[Raw records]
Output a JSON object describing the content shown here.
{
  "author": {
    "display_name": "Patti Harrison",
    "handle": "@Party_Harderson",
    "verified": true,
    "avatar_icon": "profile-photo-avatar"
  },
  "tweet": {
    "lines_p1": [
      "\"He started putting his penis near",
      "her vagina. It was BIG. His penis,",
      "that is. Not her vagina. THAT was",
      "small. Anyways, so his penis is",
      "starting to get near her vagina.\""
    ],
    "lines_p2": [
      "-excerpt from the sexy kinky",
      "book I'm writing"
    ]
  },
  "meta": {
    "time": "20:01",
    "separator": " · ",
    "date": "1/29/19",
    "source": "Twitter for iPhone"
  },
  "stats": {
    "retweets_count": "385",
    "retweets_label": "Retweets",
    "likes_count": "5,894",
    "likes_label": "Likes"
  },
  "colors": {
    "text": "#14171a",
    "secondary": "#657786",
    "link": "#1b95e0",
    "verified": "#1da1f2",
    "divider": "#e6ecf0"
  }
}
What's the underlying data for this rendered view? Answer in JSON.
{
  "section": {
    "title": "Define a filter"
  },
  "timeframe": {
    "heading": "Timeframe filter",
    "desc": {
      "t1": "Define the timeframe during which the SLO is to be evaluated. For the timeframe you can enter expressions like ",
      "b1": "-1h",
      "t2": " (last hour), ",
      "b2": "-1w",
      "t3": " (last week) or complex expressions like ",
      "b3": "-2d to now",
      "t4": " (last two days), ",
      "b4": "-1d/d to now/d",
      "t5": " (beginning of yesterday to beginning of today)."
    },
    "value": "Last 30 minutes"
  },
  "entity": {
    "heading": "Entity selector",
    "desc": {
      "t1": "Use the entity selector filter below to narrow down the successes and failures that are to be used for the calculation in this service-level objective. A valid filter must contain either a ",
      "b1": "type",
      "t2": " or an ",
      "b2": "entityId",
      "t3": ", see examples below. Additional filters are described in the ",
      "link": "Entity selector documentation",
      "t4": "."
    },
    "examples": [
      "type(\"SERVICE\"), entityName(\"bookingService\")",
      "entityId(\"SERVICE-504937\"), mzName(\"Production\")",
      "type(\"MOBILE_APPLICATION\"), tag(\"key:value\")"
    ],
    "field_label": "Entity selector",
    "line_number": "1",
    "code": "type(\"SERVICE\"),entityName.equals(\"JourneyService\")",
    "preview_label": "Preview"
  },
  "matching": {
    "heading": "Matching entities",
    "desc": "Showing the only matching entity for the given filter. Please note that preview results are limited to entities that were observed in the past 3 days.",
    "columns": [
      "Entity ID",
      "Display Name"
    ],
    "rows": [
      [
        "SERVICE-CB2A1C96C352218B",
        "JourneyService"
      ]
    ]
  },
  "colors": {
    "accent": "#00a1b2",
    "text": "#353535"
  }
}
* * *
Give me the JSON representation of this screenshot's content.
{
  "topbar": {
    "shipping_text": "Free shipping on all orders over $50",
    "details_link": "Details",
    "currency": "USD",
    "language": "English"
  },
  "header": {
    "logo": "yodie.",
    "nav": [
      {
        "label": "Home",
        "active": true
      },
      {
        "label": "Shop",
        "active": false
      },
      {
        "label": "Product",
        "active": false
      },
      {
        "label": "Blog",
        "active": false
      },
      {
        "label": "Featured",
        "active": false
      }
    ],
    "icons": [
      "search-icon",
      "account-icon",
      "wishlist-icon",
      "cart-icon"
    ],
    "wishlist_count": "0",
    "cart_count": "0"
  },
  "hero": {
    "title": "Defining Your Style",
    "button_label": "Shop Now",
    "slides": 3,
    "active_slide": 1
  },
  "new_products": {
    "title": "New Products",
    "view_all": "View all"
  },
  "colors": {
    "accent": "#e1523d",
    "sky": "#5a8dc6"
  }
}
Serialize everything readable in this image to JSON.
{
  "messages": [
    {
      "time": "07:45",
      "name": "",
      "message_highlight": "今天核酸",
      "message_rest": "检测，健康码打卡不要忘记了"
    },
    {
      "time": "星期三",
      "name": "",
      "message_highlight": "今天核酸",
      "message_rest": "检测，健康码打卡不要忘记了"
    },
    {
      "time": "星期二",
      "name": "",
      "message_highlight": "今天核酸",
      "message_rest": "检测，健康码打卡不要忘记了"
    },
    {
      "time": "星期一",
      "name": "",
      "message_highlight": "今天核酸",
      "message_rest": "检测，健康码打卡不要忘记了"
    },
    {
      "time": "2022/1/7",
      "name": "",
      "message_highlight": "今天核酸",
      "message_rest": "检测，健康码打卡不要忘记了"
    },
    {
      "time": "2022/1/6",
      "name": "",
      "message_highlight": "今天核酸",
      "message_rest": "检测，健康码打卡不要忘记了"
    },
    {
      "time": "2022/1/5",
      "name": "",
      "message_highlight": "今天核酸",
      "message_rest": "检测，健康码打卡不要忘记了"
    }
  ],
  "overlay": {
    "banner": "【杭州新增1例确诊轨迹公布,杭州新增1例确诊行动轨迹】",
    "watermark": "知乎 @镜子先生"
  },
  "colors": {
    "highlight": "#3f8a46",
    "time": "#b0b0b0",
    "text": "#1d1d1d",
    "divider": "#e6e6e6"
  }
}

◆ Direction
Pick out the lines above that hold the string "entityName" and show them.

◆ Answer in full
      "type(\"SERVICE\"), entityName(\"bookingService\")",
    "code": "type(\"SERVICE\"),entityName.equals(\"JourneyService\")",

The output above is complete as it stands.